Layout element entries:
::::

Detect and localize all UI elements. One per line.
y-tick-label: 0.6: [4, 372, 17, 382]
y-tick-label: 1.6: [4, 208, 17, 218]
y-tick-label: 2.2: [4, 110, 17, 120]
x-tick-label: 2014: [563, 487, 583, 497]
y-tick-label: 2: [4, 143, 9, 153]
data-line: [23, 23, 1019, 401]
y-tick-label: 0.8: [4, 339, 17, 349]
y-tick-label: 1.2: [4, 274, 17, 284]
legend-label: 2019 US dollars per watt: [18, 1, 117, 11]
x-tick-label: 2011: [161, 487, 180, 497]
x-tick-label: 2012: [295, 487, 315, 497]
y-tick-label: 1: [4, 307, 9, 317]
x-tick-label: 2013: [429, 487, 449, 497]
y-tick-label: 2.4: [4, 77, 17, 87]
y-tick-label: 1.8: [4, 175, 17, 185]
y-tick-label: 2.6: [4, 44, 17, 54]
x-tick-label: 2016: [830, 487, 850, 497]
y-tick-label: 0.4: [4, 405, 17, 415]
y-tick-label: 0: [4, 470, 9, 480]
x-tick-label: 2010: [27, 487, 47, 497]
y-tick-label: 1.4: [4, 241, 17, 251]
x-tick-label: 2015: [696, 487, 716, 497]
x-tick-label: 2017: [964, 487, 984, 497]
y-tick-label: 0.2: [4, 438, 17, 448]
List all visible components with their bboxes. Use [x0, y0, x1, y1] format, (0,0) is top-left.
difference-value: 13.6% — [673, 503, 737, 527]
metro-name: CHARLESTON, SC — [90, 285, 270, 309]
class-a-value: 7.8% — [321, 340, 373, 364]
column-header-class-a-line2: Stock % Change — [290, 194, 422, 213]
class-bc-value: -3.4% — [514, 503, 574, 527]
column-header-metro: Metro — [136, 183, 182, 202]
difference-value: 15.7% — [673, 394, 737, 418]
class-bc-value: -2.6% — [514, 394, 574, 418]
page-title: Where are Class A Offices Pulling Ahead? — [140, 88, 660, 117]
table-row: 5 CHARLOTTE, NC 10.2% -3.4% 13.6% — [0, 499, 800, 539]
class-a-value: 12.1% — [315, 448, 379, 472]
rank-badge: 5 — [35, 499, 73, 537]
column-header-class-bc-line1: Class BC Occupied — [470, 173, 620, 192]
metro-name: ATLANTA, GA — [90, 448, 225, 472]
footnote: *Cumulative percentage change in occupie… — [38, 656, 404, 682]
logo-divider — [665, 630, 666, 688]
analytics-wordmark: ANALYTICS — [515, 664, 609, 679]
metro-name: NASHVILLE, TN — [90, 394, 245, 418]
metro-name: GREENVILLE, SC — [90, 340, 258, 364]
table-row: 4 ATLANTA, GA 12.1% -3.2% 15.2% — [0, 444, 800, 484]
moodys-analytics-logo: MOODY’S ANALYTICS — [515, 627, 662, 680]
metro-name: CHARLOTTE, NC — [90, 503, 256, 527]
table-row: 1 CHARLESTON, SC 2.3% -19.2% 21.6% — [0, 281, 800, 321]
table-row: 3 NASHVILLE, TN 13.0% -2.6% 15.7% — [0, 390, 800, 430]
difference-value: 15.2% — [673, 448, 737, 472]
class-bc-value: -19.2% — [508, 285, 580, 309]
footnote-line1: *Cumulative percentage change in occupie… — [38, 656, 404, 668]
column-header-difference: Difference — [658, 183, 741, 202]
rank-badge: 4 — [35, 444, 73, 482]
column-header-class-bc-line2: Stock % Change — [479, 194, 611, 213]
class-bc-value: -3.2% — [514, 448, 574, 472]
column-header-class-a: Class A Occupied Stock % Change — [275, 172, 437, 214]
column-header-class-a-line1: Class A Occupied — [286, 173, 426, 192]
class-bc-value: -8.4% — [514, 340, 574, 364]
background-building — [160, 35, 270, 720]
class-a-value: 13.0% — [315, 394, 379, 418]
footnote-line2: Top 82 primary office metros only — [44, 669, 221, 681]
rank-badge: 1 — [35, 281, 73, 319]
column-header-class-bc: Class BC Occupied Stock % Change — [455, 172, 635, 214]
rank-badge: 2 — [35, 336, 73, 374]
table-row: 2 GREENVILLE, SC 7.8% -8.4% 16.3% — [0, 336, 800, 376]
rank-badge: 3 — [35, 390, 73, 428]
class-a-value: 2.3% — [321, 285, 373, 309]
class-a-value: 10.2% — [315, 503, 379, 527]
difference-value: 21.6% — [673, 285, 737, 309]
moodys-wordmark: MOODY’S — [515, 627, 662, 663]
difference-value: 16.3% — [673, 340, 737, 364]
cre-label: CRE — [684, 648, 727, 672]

::::

What needs to be done => Please copy all of the data above line for line, changing nothing.

Solution =>
Detect and localize all UI elements. One per line.
y-tick-label: 0.6: [4, 372, 17, 382]
y-tick-label: 1.6: [4, 208, 17, 218]
y-tick-label: 2.2: [4, 110, 17, 120]
x-tick-label: 2014: [563, 487, 583, 497]
y-tick-label: 2: [4, 143, 9, 153]
data-line: [23, 23, 1019, 401]
y-tick-label: 0.8: [4, 339, 17, 349]
y-tick-label: 1.2: [4, 274, 17, 284]
legend-label: 2019 US dollars per watt: [18, 1, 117, 11]
x-tick-label: 2011: [161, 487, 180, 497]
x-tick-label: 2012: [295, 487, 315, 497]
y-tick-label: 1: [4, 307, 9, 317]
x-tick-label: 2013: [429, 487, 449, 497]
y-tick-label: 2.4: [4, 77, 17, 87]
y-tick-label: 1.8: [4, 175, 17, 185]
y-tick-label: 2.6: [4, 44, 17, 54]
x-tick-label: 2016: [830, 487, 850, 497]
y-tick-label: 0.4: [4, 405, 17, 415]
y-tick-label: 0: [4, 470, 9, 480]
x-tick-label: 2010: [27, 487, 47, 497]
y-tick-label: 1.4: [4, 241, 17, 251]
x-tick-label: 2015: [696, 487, 716, 497]
x-tick-label: 2017: [964, 487, 984, 497]
y-tick-label: 0.2: [4, 438, 17, 448]
List all visible components with their bboxes. Use [x0, y0, x1, y1] format, (0,0) is top-left.
difference-value: 13.6% — [673, 503, 737, 527]
metro-name: CHARLESTON, SC — [90, 285, 270, 309]
class-a-value: 7.8% — [321, 340, 373, 364]
column-header-class-a-line2: Stock % Change — [290, 194, 422, 213]
class-bc-value: -3.4% — [514, 503, 574, 527]
column-header-metro: Metro — [136, 183, 182, 202]
difference-value: 15.7% — [673, 394, 737, 418]
class-bc-value: -2.6% — [514, 394, 574, 418]
page-title: Where are Class A Offices Pulling Ahead? — [140, 88, 660, 117]
table-row: 5 CHARLOTTE, NC 10.2% -3.4% 13.6% — [0, 499, 800, 539]
class-a-value: 12.1% — [315, 448, 379, 472]
rank-badge: 5 — [35, 499, 73, 537]
column-header-class-bc-line1: Class BC Occupied — [470, 173, 620, 192]
metro-name: ATLANTA, GA — [90, 448, 225, 472]
footnote: *Cumulative percentage change in occupie… — [38, 656, 404, 682]
logo-divider — [665, 630, 666, 688]
analytics-wordmark: ANALYTICS — [515, 664, 609, 679]
metro-name: NASHVILLE, TN — [90, 394, 245, 418]
metro-name: GREENVILLE, SC — [90, 340, 258, 364]
table-row: 4 ATLANTA, GA 12.1% -3.2% 15.2% — [0, 444, 800, 484]
moodys-analytics-logo: MOODY’S ANALYTICS — [515, 627, 662, 680]
metro-name: CHARLOTTE, NC — [90, 503, 256, 527]
table-row: 1 CHARLESTON, SC 2.3% -19.2% 21.6% — [0, 281, 800, 321]
table-row: 3 NASHVILLE, TN 13.0% -2.6% 15.7% — [0, 390, 800, 430]
difference-value: 15.2% — [673, 448, 737, 472]
class-bc-value: -19.2% — [508, 285, 580, 309]
footnote-line1: *Cumulative percentage change in occupie… — [38, 656, 404, 668]
column-header-difference: Difference — [658, 183, 741, 202]
rank-badge: 4 — [35, 444, 73, 482]
column-header-class-bc-line2: Stock % Change — [479, 194, 611, 213]
class-bc-value: -3.2% — [514, 448, 574, 472]
column-header-class-a: Class A Occupied Stock % Change — [275, 172, 437, 214]
column-header-class-a-line1: Class A Occupied — [286, 173, 426, 192]
class-bc-value: -8.4% — [514, 340, 574, 364]
background-building — [160, 35, 270, 720]
class-a-value: 13.0% — [315, 394, 379, 418]
footnote-line2: Top 82 primary office metros only — [44, 669, 221, 681]
rank-badge: 1 — [35, 281, 73, 319]
column-header-class-bc: Class BC Occupied Stock % Change — [455, 172, 635, 214]
rank-badge: 2 — [35, 336, 73, 374]
table-row: 2 GREENVILLE, SC 7.8% -8.4% 16.3% — [0, 336, 800, 376]
rank-badge: 3 — [35, 390, 73, 428]
class-a-value: 2.3% — [321, 285, 373, 309]
class-a-value: 10.2% — [315, 503, 379, 527]
difference-value: 21.6% — [673, 285, 737, 309]
moodys-wordmark: MOODY’S — [515, 627, 662, 663]
difference-value: 16.3% — [673, 340, 737, 364]
cre-label: CRE — [684, 648, 727, 672]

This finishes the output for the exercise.